## Data supplied

········

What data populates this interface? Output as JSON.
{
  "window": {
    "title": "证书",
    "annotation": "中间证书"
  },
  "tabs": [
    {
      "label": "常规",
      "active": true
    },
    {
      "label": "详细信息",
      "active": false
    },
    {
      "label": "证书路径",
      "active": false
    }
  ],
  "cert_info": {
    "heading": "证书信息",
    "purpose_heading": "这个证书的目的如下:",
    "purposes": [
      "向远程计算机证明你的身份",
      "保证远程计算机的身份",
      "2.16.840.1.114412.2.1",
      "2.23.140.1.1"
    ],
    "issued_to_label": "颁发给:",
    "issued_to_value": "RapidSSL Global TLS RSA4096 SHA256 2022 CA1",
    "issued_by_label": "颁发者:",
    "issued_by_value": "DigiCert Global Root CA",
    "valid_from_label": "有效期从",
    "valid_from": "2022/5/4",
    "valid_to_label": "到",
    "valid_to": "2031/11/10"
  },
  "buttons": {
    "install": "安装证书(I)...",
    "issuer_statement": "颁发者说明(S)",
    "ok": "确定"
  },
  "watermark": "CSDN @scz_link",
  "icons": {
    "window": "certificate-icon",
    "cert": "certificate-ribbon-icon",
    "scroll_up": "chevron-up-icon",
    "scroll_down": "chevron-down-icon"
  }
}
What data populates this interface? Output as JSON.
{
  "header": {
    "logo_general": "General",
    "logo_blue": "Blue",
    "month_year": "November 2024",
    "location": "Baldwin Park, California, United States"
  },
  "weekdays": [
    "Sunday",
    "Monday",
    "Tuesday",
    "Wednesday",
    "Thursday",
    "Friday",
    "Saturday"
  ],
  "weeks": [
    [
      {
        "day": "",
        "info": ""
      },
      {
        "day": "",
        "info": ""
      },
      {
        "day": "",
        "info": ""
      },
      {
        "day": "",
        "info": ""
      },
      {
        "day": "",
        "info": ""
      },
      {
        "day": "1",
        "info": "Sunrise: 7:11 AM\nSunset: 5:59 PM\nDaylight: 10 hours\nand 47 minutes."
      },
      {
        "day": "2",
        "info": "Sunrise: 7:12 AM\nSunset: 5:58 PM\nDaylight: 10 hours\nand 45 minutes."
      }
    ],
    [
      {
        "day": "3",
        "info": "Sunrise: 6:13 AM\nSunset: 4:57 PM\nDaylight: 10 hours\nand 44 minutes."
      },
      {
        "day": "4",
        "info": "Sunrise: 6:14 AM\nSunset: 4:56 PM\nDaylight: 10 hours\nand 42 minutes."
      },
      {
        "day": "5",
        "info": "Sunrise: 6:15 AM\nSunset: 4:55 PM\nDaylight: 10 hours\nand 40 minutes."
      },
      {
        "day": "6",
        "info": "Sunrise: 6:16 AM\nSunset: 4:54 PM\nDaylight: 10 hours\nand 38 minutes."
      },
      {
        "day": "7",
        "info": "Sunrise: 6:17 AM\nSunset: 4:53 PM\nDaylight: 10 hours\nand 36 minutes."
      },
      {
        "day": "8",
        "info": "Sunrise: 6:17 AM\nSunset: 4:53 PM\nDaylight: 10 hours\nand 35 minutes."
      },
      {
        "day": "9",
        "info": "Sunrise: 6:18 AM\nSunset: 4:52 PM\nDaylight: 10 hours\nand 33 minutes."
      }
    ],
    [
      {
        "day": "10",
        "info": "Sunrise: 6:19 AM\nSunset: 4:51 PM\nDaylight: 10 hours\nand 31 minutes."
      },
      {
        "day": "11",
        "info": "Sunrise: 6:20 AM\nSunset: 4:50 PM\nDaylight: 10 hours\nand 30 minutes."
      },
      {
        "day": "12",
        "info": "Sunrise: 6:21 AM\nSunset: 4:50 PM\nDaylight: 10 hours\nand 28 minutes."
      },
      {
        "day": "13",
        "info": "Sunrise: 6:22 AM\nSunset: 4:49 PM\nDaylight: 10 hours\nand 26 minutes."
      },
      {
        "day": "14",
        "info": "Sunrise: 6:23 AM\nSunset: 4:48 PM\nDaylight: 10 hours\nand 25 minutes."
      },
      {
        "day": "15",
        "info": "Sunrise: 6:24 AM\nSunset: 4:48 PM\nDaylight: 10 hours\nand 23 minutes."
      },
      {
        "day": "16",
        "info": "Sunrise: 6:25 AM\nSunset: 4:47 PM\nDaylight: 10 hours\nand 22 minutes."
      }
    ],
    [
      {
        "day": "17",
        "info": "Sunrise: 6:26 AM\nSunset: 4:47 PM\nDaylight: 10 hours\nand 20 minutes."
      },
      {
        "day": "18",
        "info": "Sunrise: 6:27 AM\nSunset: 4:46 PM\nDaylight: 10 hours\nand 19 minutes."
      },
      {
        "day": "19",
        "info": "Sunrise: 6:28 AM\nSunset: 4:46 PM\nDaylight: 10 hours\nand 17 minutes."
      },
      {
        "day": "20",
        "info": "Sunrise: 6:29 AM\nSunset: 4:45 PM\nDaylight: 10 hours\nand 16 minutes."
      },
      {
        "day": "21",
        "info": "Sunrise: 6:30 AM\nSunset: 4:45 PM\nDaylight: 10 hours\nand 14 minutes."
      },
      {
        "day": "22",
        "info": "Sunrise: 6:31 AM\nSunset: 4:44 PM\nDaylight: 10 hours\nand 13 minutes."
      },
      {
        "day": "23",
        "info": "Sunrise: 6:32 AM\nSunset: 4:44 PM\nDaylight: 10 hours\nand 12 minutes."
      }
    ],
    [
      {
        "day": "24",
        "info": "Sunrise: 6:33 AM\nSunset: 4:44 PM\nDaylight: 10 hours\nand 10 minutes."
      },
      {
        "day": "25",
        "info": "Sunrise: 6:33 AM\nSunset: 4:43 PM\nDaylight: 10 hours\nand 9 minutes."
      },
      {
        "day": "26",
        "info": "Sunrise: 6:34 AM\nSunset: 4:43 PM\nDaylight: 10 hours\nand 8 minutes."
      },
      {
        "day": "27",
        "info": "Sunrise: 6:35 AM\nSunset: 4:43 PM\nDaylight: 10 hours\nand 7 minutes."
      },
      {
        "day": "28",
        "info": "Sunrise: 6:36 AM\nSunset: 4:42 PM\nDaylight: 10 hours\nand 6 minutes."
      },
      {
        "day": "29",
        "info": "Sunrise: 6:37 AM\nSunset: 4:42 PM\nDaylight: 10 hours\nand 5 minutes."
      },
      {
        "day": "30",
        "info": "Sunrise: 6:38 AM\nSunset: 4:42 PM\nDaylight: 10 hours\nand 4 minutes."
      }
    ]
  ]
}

········

## What this task involves
Return the material in full, exactly as shown.

## Complete answer
What data populates this interface? Output as JSON.
{
  "window": {
    "title": "证书",
    "annotation": "中间证书"
  },
  "tabs": [
    {
      "label": "常规",
      "active": true
    },
    {
      "label": "详细信息",
      "active": false
    },
    {
      "label": "证书路径",
      "active": false
    }
  ],
  "cert_info": {
    "heading": "证书信息",
    "purpose_heading": "这个证书的目的如下:",
    "purposes": [
      "向远程计算机证明你的身份",
      "保证远程计算机的身份",
      "2.16.840.1.114412.2.1",
      "2.23.140.1.1"
    ],
    "issued_to_label": "颁发给:",
    "issued_to_value": "RapidSSL Global TLS RSA4096 SHA256 2022 CA1",
    "issued_by_label": "颁发者:",
    "issued_by_value": "DigiCert Global Root CA",
    "valid_from_label": "有效期从",
    "valid_from": "2022/5/4",
    "valid_to_label": "到",
    "valid_to": "2031/11/10"
  },
  "buttons": {
    "install": "安装证书(I)...",
    "issuer_statement": "颁发者说明(S)",
    "ok": "确定"
  },
  "watermark": "CSDN @scz_link",
  "icons": {
    "window": "certificate-icon",
    "cert": "certificate-ribbon-icon",
    "scroll_up": "chevron-up-icon",
    "scroll_down": "chevron-down-icon"
  }
}
What data populates this interface? Output as JSON.
{
  "header": {
    "logo_general": "General",
    "logo_blue": "Blue",
    "month_year": "November 2024",
    "location": "Baldwin Park, California, United States"
  },
  "weekdays": [
    "Sunday",
    "Monday",
    "Tuesday",
    "Wednesday",
    "Thursday",
    "Friday",
    "Saturday"
  ],
  "weeks": [
    [
      {
        "day": "",
        "info": ""
      },
      {
        "day": "",
        "info": ""
      },
      {
        "day": "",
        "info": ""
      },
      {
        "day": "",
        "info": ""
      },
      {
        "day": "",
        "info": ""
      },
      {
        "day": "1",
        "info": "Sunrise: 7:11 AM\nSunset: 5:59 PM\nDaylight: 10 hours\nand 47 minutes."
      },
      {
        "day": "2",
        "info": "Sunrise: 7:12 AM\nSunset: 5:58 PM\nDaylight: 10 hours\nand 45 minutes."
      }
    ],
    [
      {
        "day": "3",
        "info": "Sunrise: 6:13 AM\nSunset: 4:57 PM\nDaylight: 10 hours\nand 44 minutes."
      },
      {
        "day": "4",
        "info": "Sunrise: 6:14 AM\nSunset: 4:56 PM\nDaylight: 10 hours\nand 42 minutes."
      },
      {
        "day": "5",
        "info": "Sunrise: 6:15 AM\nSunset: 4:55 PM\nDaylight: 10 hours\nand 40 minutes."
      },
      {
        "day": "6",
        "info": "Sunrise: 6:16 AM\nSunset: 4:54 PM\nDaylight: 10 hours\nand 38 minutes."
      },
      {
        "day": "7",
        "info": "Sunrise: 6:17 AM\nSunset: 4:53 PM\nDaylight: 10 hours\nand 36 minutes."
      },
      {
        "day": "8",
        "info": "Sunrise: 6:17 AM\nSunset: 4:53 PM\nDaylight: 10 hours\nand 35 minutes."
      },
      {
        "day": "9",
        "info": "Sunrise: 6:18 AM\nSunset: 4:52 PM\nDaylight: 10 hours\nand 33 minutes."
      }
    ],
    [
      {
        "day": "10",
        "info": "Sunrise: 6:19 AM\nSunset: 4:51 PM\nDaylight: 10 hours\nand 31 minutes."
      },
      {
        "day": "11",
        "info": "Sunrise: 6:20 AM\nSunset: 4:50 PM\nDaylight: 10 hours\nand 30 minutes."
      },
      {
        "day": "12",
        "info": "Sunrise: 6:21 AM\nSunset: 4:50 PM\nDaylight: 10 hours\nand 28 minutes."
      },
      {
        "day": "13",
        "info": "Sunrise: 6:22 AM\nSunset: 4:49 PM\nDaylight: 10 hours\nand 26 minutes."
      },
      {
        "day": "14",
        "info": "Sunrise: 6:23 AM\nSunset: 4:48 PM\nDaylight: 10 hours\nand 25 minutes."
      },
      {
        "day": "15",
        "info": "Sunrise: 6:24 AM\nSunset: 4:48 PM\nDaylight: 10 hours\nand 23 minutes."
      },
      {
        "day": "16",
        "info": "Sunrise: 6:25 AM\nSunset: 4:47 PM\nDaylight: 10 hours\nand 22 minutes."
      }
    ],
    [
      {
        "day": "17",
        "info": "Sunrise: 6:26 AM\nSunset: 4:47 PM\nDaylight: 10 hours\nand 20 minutes."
      },
      {
        "day": "18",
        "info": "Sunrise: 6:27 AM\nSunset: 4:46 PM\nDaylight: 10 hours\nand 19 minutes."
      },
      {
        "day": "19",
        "info": "Sunrise: 6:28 AM\nSunset: 4:46 PM\nDaylight: 10 hours\nand 17 minutes."
      },
      {
        "day": "20",
        "info": "Sunrise: 6:29 AM\nSunset: 4:45 PM\nDaylight: 10 hours\nand 16 minutes."
      },
      {
        "day": "21",
        "info": "Sunrise: 6:30 AM\nSunset: 4:45 PM\nDaylight: 10 hours\nand 14 minutes."
      },
      {
        "day": "22",
        "info": "Sunrise: 6:31 AM\nSunset: 4:44 PM\nDaylight: 10 hours\nand 13 minutes."
      },
      {
        "day": "23",
        "info": "Sunrise: 6:32 AM\nSunset: 4:44 PM\nDaylight: 10 hours\nand 12 minutes."
      }
    ],
    [
      {
        "day": "24",
        "info": "Sunrise: 6:33 AM\nSunset: 4:44 PM\nDaylight: 10 hours\nand 10 minutes."
      },
      {
        "day": "25",
        "info": "Sunrise: 6:33 AM\nSunset: 4:43 PM\nDaylight: 10 hours\nand 9 minutes."
      },
      {
        "day": "26",
        "info": "Sunrise: 6:34 AM\nSunset: 4:43 PM\nDaylight: 10 hours\nand 8 minutes."
      },
      {
        "day": "27",
        "info": "Sunrise: 6:35 AM\nSunset: 4:43 PM\nDaylight: 10 hours\nand 7 minutes."
      },
      {
        "day": "28",
        "info": "Sunrise: 6:36 AM\nSunset: 4:42 PM\nDaylight: 10 hours\nand 6 minutes."
      },
      {
        "day": "29",
        "info": "Sunrise: 6:37 AM\nSunset: 4:42 PM\nDaylight: 10 hours\nand 5 minutes."
      },
      {
        "day": "30",
        "info": "Sunrise: 6:38 AM\nSunset: 4:42 PM\nDaylight: 10 hours\nand 4 minutes."
      }
    ]
  ]
}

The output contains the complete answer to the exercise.